EXERCISE DETAILS
Return each entry exactly, with none missing.

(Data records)
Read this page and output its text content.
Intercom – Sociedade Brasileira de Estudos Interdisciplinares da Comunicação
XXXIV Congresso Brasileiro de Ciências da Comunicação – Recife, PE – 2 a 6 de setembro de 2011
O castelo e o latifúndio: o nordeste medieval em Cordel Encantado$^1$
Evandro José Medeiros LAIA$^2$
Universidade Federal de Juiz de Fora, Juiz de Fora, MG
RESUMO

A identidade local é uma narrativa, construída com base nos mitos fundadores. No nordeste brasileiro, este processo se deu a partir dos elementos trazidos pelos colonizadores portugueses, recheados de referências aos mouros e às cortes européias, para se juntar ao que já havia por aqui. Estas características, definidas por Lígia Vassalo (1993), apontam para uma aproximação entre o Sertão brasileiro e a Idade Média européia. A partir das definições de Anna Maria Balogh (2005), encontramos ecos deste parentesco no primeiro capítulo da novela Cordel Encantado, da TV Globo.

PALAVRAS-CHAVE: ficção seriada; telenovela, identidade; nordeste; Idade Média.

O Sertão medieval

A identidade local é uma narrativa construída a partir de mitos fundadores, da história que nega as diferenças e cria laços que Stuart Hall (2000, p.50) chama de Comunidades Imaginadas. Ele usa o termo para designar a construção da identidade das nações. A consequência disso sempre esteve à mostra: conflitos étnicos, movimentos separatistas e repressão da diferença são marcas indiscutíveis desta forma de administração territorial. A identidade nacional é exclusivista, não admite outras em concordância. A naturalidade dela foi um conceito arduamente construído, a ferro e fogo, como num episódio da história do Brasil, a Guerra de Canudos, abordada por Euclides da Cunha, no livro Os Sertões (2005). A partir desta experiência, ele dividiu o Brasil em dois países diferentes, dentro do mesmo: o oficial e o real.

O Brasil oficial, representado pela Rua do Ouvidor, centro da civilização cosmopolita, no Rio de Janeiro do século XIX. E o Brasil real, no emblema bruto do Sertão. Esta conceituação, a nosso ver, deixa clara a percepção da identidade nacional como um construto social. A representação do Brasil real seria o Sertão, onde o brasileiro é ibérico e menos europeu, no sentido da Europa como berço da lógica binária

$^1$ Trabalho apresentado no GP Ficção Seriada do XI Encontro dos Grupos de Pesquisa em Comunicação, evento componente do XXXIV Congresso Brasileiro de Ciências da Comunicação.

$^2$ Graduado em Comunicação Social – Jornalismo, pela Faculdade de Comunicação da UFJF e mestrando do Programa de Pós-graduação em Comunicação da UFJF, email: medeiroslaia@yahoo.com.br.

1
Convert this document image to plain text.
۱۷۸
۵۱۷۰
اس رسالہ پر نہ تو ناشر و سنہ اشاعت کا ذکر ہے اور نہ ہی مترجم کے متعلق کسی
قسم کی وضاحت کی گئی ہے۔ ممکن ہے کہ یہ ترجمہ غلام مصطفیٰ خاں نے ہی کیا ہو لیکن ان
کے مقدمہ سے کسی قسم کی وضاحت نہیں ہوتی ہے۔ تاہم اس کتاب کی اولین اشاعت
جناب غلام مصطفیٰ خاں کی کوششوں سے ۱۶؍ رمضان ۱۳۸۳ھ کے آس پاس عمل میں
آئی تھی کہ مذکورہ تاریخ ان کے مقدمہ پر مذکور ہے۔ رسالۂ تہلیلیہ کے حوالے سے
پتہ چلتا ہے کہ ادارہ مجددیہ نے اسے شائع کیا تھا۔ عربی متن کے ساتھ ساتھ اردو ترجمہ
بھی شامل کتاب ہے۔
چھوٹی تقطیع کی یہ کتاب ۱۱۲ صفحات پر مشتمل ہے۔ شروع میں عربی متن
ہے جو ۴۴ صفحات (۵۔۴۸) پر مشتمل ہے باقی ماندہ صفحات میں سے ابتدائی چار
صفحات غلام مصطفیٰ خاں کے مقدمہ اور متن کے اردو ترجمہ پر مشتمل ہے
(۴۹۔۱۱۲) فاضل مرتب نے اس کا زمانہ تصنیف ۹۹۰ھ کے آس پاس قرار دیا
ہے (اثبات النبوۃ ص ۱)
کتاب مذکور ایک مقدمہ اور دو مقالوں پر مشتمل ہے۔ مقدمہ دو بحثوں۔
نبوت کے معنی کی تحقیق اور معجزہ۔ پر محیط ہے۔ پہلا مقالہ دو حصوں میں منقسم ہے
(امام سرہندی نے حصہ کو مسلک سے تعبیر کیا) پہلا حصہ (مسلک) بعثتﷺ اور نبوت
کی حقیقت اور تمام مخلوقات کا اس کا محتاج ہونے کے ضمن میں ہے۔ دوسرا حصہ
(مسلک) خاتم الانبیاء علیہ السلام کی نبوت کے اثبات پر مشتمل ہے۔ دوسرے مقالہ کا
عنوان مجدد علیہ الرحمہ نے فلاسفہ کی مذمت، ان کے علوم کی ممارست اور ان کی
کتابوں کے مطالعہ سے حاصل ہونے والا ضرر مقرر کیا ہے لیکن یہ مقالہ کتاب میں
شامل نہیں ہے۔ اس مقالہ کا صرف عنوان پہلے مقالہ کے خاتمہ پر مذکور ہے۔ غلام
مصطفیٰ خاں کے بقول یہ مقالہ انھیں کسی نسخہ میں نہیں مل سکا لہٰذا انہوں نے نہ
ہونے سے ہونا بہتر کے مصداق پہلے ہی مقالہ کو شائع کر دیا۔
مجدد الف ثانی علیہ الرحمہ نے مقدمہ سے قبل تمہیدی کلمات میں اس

REPLY TO THE EXERCISE
Read this page and output its text content.
Intercom – Sociedade Brasileira de Estudos Interdisciplinares da Comunicação
XXXIV Congresso Brasileiro de Ciências da Comunicação – Recife, PE – 2 a 6 de setembro de 2011
O castelo e o latifúndio: o nordeste medieval em Cordel Encantado$^1$
Evandro José Medeiros LAIA$^2$
Universidade Federal de Juiz de Fora, Juiz de Fora, MG
RESUMO

A identidade local é uma narrativa, construída com base nos mitos fundadores. No nordeste brasileiro, este processo se deu a partir dos elementos trazidos pelos colonizadores portugueses, recheados de referências aos mouros e às cortes européias, para se juntar ao que já havia por aqui. Estas características, definidas por Lígia Vassalo (1993), apontam para uma aproximação entre o Sertão brasileiro e a Idade Média européia. A partir das definições de Anna Maria Balogh (2005), encontramos ecos deste parentesco no primeiro capítulo da novela Cordel Encantado, da TV Globo.

PALAVRAS-CHAVE: ficção seriada; telenovela, identidade; nordeste; Idade Média.

O Sertão medieval

A identidade local é uma narrativa construída a partir de mitos fundadores, da história que nega as diferenças e cria laços que Stuart Hall (2000, p.50) chama de Comunidades Imaginadas. Ele usa o termo para designar a construção da identidade das nações. A consequência disso sempre esteve à mostra: conflitos étnicos, movimentos separatistas e repressão da diferença são marcas indiscutíveis desta forma de administração territorial. A identidade nacional é exclusivista, não admite outras em concordância. A naturalidade dela foi um conceito arduamente construído, a ferro e fogo, como num episódio da história do Brasil, a Guerra de Canudos, abordada por Euclides da Cunha, no livro Os Sertões (2005). A partir desta experiência, ele dividiu o Brasil em dois países diferentes, dentro do mesmo: o oficial e o real.

O Brasil oficial, representado pela Rua do Ouvidor, centro da civilização cosmopolita, no Rio de Janeiro do século XIX. E o Brasil real, no emblema bruto do Sertão. Esta conceituação, a nosso ver, deixa clara a percepção da identidade nacional como um construto social. A representação do Brasil real seria o Sertão, onde o brasileiro é ibérico e menos europeu, no sentido da Europa como berço da lógica binária

$^1$ Trabalho apresentado no GP Ficção Seriada do XI Encontro dos Grupos de Pesquisa em Comunicação, evento componente do XXXIV Congresso Brasileiro de Ciências da Comunicação.

$^2$ Graduado em Comunicação Social – Jornalismo, pela Faculdade de Comunicação da UFJF e mestrando do Programa de Pós-graduação em Comunicação da UFJF, email: medeiroslaia@yahoo.com.br.

1
Convert this document image to plain text.
۱۷۸
۵۱۷۰
اس رسالہ پر نہ تو ناشر و سنہ اشاعت کا ذکر ہے اور نہ ہی مترجم کے متعلق کسی
قسم کی وضاحت کی گئی ہے۔ ممکن ہے کہ یہ ترجمہ غلام مصطفیٰ خاں نے ہی کیا ہو لیکن ان
کے مقدمہ سے کسی قسم کی وضاحت نہیں ہوتی ہے۔ تاہم اس کتاب کی اولین اشاعت
جناب غلام مصطفیٰ خاں کی کوششوں سے ۱۶؍ رمضان ۱۳۸۳ھ کے آس پاس عمل میں
آئی تھی کہ مذکورہ تاریخ ان کے مقدمہ پر مذکور ہے۔ رسالۂ تہلیلیہ کے حوالے سے
پتہ چلتا ہے کہ ادارہ مجددیہ نے اسے شائع کیا تھا۔ عربی متن کے ساتھ ساتھ اردو ترجمہ
بھی شامل کتاب ہے۔
چھوٹی تقطیع کی یہ کتاب ۱۱۲ صفحات پر مشتمل ہے۔ شروع میں عربی متن
ہے جو ۴۴ صفحات (۵۔۴۸) پر مشتمل ہے باقی ماندہ صفحات میں سے ابتدائی چار
صفحات غلام مصطفیٰ خاں کے مقدمہ اور متن کے اردو ترجمہ پر مشتمل ہے
(۴۹۔۱۱۲) فاضل مرتب نے اس کا زمانہ تصنیف ۹۹۰ھ کے آس پاس قرار دیا
ہے (اثبات النبوۃ ص ۱)
کتاب مذکور ایک مقدمہ اور دو مقالوں پر مشتمل ہے۔ مقدمہ دو بحثوں۔
نبوت کے معنی کی تحقیق اور معجزہ۔ پر محیط ہے۔ پہلا مقالہ دو حصوں میں منقسم ہے
(امام سرہندی نے حصہ کو مسلک سے تعبیر کیا) پہلا حصہ (مسلک) بعثتﷺ اور نبوت
کی حقیقت اور تمام مخلوقات کا اس کا محتاج ہونے کے ضمن میں ہے۔ دوسرا حصہ
(مسلک) خاتم الانبیاء علیہ السلام کی نبوت کے اثبات پر مشتمل ہے۔ دوسرے مقالہ کا
عنوان مجدد علیہ الرحمہ نے فلاسفہ کی مذمت، ان کے علوم کی ممارست اور ان کی
کتابوں کے مطالعہ سے حاصل ہونے والا ضرر مقرر کیا ہے لیکن یہ مقالہ کتاب میں
شامل نہیں ہے۔ اس مقالہ کا صرف عنوان پہلے مقالہ کے خاتمہ پر مذکور ہے۔ غلام
مصطفیٰ خاں کے بقول یہ مقالہ انھیں کسی نسخہ میں نہیں مل سکا لہٰذا انہوں نے نہ
ہونے سے ہونا بہتر کے مصداق پہلے ہی مقالہ کو شائع کر دیا۔
مجدد الف ثانی علیہ الرحمہ نے مقدمہ سے قبل تمہیدی کلمات میں اس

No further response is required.